■ **EXERCISE BRIEF**: Print out every record exactly as it appears.
**********
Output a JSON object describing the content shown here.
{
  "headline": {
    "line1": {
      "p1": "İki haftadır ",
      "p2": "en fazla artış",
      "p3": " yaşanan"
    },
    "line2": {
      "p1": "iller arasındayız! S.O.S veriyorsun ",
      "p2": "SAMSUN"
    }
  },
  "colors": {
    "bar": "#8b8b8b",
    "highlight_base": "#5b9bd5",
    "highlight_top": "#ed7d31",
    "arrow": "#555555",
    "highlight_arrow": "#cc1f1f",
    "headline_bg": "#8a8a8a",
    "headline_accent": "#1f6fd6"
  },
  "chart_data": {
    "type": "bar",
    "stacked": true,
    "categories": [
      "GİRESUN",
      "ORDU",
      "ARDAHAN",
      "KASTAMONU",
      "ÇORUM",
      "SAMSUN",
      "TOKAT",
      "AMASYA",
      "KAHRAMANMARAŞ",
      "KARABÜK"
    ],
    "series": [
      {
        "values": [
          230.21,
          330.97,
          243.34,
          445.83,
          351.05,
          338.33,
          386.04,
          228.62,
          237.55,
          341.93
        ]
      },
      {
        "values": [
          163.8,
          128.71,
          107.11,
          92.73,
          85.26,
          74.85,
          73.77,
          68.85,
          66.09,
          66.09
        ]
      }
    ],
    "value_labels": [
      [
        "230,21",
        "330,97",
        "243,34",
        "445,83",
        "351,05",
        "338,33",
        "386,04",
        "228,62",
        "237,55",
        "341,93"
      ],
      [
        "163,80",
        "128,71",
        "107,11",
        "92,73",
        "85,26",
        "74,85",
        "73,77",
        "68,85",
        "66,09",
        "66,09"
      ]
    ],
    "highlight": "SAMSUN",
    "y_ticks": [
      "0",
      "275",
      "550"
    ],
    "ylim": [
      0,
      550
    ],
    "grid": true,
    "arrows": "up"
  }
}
**********
■ **TASK OUTPUT**:
Output a JSON object describing the content shown here.
{
  "headline": {
    "line1": {
      "p1": "İki haftadır ",
      "p2": "en fazla artış",
      "p3": " yaşanan"
    },
    "line2": {
      "p1": "iller arasındayız! S.O.S veriyorsun ",
      "p2": "SAMSUN"
    }
  },
  "colors": {
    "bar": "#8b8b8b",
    "highlight_base": "#5b9bd5",
    "highlight_top": "#ed7d31",
    "arrow": "#555555",
    "highlight_arrow": "#cc1f1f",
    "headline_bg": "#8a8a8a",
    "headline_accent": "#1f6fd6"
  },
  "chart_data": {
    "type": "bar",
    "stacked": true,
    "categories": [
      "GİRESUN",
      "ORDU",
      "ARDAHAN",
      "KASTAMONU",
      "ÇORUM",
      "SAMSUN",
      "TOKAT",
      "AMASYA",
      "KAHRAMANMARAŞ",
      "KARABÜK"
    ],
    "series": [
      {
        "values": [
          230.21,
          330.97,
          243.34,
          445.83,
          351.05,
          338.33,
          386.04,
          228.62,
          237.55,
          341.93
        ]
      },
      {
        "values": [
          163.8,
          128.71,
          107.11,
          92.73,
          85.26,
          74.85,
          73.77,
          68.85,
          66.09,
          66.09
        ]
      }
    ],
    "value_labels": [
      [
        "230,21",
        "330,97",
        "243,34",
        "445,83",
        "351,05",
        "338,33",
        "386,04",
        "228,62",
        "237,55",
        "341,93"
      ],
      [
        "163,80",
        "128,71",
        "107,11",
        "92,73",
        "85,26",
        "74,85",
        "73,77",
        "68,85",
        "66,09",
        "66,09"
      ]
    ],
    "highlight": "SAMSUN",
    "y_ticks": [
      "0",
      "275",
      "550"
    ],
    "ylim": [
      0,
      550
    ],
    "grid": true,
    "arrows": "up"
  }
}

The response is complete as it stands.